◆ **Data records**
※ ※ ※

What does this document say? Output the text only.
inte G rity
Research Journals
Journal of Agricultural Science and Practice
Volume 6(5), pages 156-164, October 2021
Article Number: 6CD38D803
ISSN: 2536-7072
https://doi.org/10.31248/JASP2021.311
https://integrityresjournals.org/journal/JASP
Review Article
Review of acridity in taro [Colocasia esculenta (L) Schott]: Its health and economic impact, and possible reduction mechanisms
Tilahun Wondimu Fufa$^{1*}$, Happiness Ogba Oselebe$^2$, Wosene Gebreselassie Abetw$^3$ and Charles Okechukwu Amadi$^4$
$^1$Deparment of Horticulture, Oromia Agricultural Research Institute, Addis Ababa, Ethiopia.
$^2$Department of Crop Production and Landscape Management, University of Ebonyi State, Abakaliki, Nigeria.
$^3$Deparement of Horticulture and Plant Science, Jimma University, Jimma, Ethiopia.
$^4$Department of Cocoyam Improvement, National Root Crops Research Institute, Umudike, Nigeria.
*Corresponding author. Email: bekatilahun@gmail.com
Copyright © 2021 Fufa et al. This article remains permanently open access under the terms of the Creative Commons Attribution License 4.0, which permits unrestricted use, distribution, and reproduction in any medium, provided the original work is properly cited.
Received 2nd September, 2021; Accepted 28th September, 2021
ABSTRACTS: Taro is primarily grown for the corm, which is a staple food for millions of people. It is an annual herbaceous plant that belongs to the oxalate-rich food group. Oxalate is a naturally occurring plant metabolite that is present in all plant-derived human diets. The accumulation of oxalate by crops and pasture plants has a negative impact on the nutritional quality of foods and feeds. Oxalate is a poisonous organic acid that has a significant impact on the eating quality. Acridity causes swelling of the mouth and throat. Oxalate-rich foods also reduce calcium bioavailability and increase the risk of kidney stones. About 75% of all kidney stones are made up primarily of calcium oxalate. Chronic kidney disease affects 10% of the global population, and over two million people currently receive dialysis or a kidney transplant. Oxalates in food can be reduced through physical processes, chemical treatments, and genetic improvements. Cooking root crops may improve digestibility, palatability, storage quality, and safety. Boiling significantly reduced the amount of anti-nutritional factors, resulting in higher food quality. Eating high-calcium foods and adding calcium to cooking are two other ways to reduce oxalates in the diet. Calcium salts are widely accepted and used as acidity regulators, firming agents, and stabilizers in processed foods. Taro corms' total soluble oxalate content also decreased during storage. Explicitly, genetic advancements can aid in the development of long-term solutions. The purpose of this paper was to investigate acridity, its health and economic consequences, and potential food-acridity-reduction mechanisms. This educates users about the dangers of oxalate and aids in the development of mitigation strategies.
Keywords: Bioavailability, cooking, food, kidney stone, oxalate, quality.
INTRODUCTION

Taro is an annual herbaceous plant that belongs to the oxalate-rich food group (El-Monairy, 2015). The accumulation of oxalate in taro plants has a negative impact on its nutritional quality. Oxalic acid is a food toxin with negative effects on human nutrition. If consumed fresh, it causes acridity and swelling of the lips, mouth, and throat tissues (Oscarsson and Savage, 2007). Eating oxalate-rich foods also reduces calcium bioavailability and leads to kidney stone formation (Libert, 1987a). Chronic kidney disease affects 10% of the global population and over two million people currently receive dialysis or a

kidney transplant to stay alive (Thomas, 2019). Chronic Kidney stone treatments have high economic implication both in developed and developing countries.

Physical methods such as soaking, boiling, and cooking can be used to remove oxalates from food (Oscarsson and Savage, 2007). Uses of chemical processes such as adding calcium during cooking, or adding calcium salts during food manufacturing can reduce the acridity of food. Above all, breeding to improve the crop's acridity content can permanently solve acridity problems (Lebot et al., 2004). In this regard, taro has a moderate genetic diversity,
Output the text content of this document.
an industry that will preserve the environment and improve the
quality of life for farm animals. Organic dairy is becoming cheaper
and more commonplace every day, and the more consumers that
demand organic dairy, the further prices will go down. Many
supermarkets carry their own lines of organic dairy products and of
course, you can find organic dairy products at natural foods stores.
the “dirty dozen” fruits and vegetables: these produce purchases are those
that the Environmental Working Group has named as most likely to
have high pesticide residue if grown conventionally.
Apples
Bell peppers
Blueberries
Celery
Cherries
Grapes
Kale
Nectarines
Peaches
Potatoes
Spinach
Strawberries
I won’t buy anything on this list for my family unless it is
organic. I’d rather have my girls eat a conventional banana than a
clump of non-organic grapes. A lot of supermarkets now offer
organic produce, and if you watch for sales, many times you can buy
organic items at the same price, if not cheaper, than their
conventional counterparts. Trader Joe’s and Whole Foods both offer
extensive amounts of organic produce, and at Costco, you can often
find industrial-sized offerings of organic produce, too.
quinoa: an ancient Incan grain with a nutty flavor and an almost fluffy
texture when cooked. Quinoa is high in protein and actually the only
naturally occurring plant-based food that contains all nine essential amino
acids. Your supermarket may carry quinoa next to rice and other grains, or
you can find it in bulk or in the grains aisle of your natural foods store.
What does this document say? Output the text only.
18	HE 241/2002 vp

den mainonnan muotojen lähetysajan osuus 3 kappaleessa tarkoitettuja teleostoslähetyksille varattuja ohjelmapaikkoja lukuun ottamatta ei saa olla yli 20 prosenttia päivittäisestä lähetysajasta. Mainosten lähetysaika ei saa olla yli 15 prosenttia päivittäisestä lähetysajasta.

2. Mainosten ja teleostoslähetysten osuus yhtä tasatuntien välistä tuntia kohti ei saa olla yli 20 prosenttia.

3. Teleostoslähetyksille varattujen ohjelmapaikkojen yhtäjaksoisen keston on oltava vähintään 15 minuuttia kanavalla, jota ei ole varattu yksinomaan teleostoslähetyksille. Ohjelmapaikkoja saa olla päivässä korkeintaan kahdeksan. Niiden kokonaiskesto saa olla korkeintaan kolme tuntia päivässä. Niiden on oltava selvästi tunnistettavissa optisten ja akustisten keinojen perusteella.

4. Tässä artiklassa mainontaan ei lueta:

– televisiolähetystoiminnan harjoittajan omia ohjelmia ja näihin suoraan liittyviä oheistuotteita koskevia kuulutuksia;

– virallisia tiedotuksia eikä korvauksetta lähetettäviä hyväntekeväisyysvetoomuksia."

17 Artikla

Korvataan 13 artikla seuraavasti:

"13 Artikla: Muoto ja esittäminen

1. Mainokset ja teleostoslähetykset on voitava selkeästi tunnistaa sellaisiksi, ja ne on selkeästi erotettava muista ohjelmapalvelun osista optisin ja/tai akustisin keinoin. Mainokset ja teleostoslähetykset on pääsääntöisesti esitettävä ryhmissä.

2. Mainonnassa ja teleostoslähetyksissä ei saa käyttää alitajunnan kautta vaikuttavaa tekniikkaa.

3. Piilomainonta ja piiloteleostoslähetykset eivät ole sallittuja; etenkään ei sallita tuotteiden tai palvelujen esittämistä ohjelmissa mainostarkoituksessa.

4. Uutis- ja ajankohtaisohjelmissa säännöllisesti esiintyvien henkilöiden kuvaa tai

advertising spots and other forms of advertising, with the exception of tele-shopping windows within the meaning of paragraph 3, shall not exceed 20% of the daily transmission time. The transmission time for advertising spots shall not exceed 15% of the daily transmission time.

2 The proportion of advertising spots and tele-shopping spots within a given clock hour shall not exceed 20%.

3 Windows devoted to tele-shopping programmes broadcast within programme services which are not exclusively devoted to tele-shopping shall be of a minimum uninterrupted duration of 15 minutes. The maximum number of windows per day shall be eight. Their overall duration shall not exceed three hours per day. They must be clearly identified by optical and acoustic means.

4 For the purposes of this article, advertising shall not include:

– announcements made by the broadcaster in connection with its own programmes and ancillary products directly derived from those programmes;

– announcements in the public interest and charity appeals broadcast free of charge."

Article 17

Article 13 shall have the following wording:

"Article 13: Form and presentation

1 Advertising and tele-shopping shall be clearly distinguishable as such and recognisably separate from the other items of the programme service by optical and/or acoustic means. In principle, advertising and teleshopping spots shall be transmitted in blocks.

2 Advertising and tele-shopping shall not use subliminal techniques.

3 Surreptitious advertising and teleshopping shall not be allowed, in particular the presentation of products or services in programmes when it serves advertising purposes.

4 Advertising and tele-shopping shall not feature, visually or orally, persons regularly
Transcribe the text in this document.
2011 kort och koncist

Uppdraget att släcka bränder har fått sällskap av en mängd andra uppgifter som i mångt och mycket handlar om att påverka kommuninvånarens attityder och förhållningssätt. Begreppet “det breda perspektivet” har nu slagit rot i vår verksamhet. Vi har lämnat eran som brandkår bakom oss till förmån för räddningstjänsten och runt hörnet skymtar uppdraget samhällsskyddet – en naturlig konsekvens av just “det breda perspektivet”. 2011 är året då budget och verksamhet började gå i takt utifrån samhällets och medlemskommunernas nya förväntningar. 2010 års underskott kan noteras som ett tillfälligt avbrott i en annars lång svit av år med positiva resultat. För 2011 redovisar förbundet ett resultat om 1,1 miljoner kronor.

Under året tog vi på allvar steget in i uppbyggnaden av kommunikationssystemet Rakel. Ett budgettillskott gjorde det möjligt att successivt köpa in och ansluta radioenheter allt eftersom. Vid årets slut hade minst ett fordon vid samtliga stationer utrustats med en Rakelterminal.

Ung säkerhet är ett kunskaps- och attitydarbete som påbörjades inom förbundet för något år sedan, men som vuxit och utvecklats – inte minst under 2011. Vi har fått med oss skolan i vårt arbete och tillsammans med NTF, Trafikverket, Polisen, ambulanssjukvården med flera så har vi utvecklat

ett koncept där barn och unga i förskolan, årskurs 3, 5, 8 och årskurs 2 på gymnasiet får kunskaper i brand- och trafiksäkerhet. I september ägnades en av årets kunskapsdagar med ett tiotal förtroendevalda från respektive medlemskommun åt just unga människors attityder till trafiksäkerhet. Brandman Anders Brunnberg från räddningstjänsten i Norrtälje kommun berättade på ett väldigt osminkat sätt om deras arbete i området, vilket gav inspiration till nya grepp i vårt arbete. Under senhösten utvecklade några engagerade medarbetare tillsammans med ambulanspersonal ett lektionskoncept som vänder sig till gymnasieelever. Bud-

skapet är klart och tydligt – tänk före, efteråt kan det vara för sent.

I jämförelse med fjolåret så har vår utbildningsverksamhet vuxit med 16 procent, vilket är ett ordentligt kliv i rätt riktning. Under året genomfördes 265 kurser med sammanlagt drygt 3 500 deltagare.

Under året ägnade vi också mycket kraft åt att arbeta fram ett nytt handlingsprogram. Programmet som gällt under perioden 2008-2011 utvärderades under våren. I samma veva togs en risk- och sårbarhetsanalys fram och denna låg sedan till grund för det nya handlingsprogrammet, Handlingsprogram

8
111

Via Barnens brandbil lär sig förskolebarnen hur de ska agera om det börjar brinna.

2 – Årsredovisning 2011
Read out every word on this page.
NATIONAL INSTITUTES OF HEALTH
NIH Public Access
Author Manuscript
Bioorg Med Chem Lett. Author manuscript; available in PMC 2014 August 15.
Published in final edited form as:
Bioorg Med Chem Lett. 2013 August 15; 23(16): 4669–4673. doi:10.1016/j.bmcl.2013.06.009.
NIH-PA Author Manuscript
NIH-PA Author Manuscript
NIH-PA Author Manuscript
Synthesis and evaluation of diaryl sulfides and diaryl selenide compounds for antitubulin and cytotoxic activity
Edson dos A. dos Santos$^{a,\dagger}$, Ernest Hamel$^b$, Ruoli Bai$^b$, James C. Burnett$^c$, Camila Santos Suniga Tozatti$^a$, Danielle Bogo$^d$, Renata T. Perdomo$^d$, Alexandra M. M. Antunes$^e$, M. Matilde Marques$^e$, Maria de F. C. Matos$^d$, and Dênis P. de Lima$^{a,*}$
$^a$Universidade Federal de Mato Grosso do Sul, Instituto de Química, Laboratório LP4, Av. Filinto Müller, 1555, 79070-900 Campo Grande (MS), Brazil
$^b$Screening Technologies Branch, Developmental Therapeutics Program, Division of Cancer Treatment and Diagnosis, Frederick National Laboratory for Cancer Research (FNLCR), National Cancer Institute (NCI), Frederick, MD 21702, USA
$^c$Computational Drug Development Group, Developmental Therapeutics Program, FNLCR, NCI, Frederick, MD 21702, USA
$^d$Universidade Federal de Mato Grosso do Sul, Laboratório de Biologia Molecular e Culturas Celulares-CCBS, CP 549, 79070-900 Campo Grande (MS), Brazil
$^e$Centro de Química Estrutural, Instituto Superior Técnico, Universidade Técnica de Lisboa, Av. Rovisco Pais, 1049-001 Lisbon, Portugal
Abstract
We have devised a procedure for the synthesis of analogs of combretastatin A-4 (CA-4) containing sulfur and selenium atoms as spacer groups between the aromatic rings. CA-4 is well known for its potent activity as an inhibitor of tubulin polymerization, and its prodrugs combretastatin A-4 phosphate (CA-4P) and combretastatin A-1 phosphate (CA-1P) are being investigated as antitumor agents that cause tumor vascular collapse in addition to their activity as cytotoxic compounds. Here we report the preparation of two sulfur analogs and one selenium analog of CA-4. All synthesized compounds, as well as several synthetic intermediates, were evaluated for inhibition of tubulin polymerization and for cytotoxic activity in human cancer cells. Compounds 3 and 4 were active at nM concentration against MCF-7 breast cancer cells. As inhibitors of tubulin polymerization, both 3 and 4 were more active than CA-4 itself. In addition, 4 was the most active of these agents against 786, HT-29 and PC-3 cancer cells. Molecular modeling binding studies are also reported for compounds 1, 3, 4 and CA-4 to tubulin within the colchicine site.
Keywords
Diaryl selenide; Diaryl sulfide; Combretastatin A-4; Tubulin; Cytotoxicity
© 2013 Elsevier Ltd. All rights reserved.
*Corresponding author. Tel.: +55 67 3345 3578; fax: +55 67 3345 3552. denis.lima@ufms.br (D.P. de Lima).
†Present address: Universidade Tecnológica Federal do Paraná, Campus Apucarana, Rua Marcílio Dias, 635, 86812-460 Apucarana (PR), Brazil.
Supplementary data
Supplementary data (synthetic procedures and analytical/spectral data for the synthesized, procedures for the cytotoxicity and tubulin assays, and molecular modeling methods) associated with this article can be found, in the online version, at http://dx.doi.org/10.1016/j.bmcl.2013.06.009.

※ ※ ※

◆ **PROBLEM**
Each line above that has the word "selenide" must be copied.

◆ **ANSWER SECTION**
Synthesis and evaluation of diaryl sulfides and diaryl selenide compounds for antitubulin and cytotoxic activity
Diaryl selenide; Diaryl sulfide; Combretastatin A-4; Tubulin; Cytotoxicity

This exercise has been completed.